━━━━━ INPUT DATA

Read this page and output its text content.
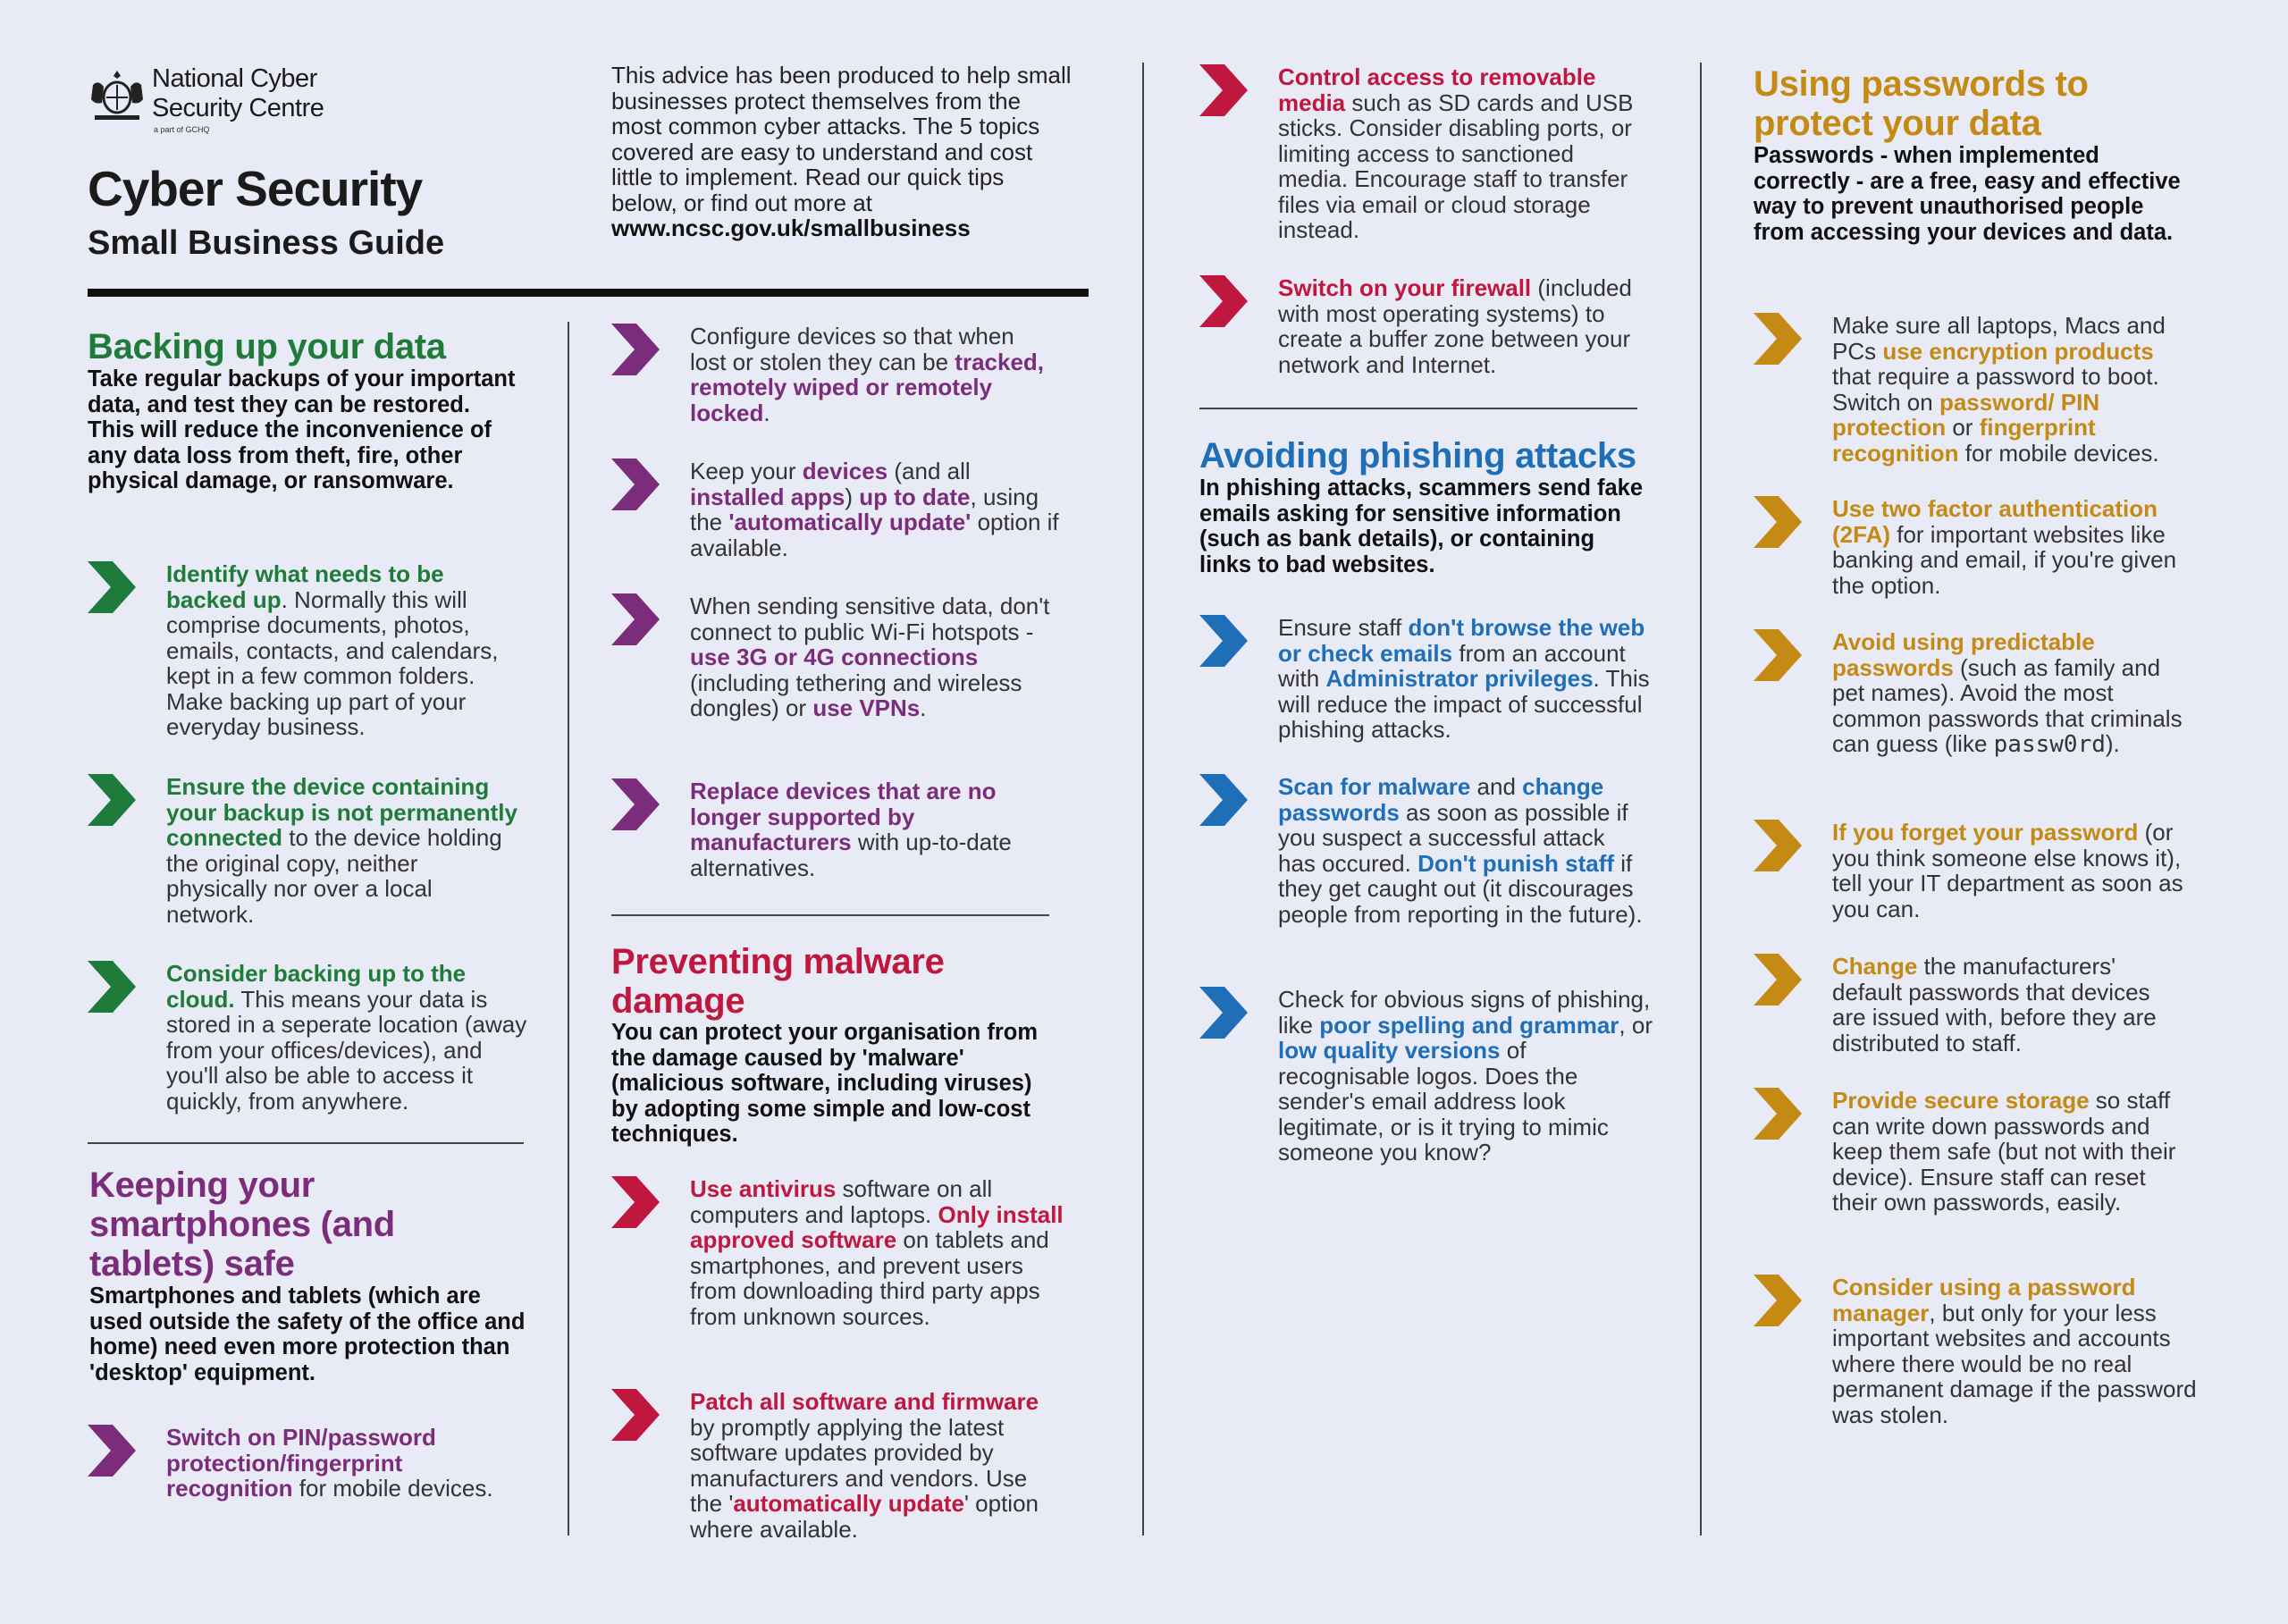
National Cyber
Security Centre
a part of GCHQ
Cyber Security
Small Business Guide
This advice has been produced to help small businesses protect themselves from the most common cyber attacks. The 5 topics covered are easy to understand and cost little to implement. Read our quick tips below, or find out more at www.ncsc.gov.uk/smallbusiness
Backing up your data
Take regular backups of your important data, and test they can be restored. This will reduce the inconvenience of any data loss from theft, fire, other physical damage, or ransomware.
Identify what needs to be backed up. Normally this will comprise documents, photos, emails, contacts, and calendars, kept in a few common folders. Make backing up part of your everyday business.
Ensure the device containing your backup is not permanently connected to the device holding the original copy, neither physically nor over a local network.
Consider backing up to the cloud. This means your data is stored in a seperate location (away from your offices/devices), and you'll also be able to access it quickly, from anywhere.
Keeping your smartphones (and tablets) safe
Smartphones and tablets (which are used outside the safety of the office and home) need even more protection than 'desktop' equipment.
Switch on PIN/password protection/fingerprint recognition for mobile devices.
Configure devices so that when lost or stolen they can be tracked, remotely wiped or remotely locked.
Keep your devices (and all installed apps) up to date, using the 'automatically update' option if available.
When sending sensitive data, don't connect to public Wi-Fi hotspots - use 3G or 4G connections (including tethering and wireless dongles) or use VPNs.
Replace devices that are no longer supported by manufacturers with up-to-date alternatives.
Preventing malware damage
You can protect your organisation from the damage caused by 'malware' (malicious software, including viruses) by adopting some simple and low-cost techniques.
Use antivirus software on all computers and laptops. Only install approved software on tablets and smartphones, and prevent users from downloading third party apps from unknown sources.
Patch all software and firmware by promptly applying the latest software updates provided by manufacturers and vendors. Use the 'automatically update' option where available.
Control access to removable media such as SD cards and USB sticks. Consider disabling ports, or limiting access to sanctioned media. Encourage staff to transfer files via email or cloud storage instead.
Switch on your firewall (included with most operating systems) to create a buffer zone between your network and Internet.
Avoiding phishing attacks
In phishing attacks, scammers send fake emails asking for sensitive information (such as bank details), or containing links to bad websites.
Ensure staff don't browse the web or check emails from an account with Administrator privileges. This will reduce the impact of successful phishing attacks.
Scan for malware and change passwords as soon as possible if you suspect a successful attack has occured. Don't punish staff if they get caught out (it discourages people from reporting in the future).
Check for obvious signs of phishing, like poor spelling and grammar, or low quality versions of recognisable logos. Does the sender's email address look legitimate, or is it trying to mimic someone you know?
Using passwords to protect your data
Passwords - when implemented correctly - are a free, easy and effective way to prevent unauthorised people from accessing your devices and data.
Make sure all laptops, Macs and PCs use encryption products that require a password to boot. Switch on password/ PIN protection or fingerprint recognition for mobile devices.
Use two factor authentication (2FA) for important websites like banking and email, if you're given the option.
Avoid using predictable passwords (such as family and pet names). Avoid the most common passwords that criminals can guess (like passw0rd).
If you forget your password (or you think someone else knows it), tell your IT department as soon as you can.
Change the manufacturers' default passwords that devices are issued with, before they are distributed to staff.
Provide secure storage so staff can write down passwords and keep them safe (but not with their device). Ensure staff can reset their own passwords, easily.
Consider using a password manager, but only for your less important websites and accounts where there would be no real permanent damage if the password was stolen.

━━━━━━━━━━

• [WHAT YOU HAVE TO DO] Where in the listing does the string "attacks" appear? Copy every line that has it.

• [EXERCISE SOLUTION]
This advice has been produced to help small businesses protect themselves from the most common cyber attacks. The 5 topics covered are easy to understand and cost little to implement. Read our quick tips below, or find out more at www.ncsc.gov.uk/smallbusiness
Avoiding phishing attacks
In phishing attacks, scammers send fake emails asking for sensitive information (such as bank details), or containing links to bad websites.
Ensure staff don't browse the web or check emails from an account with Administrator privileges. This will reduce the impact of successful phishing attacks.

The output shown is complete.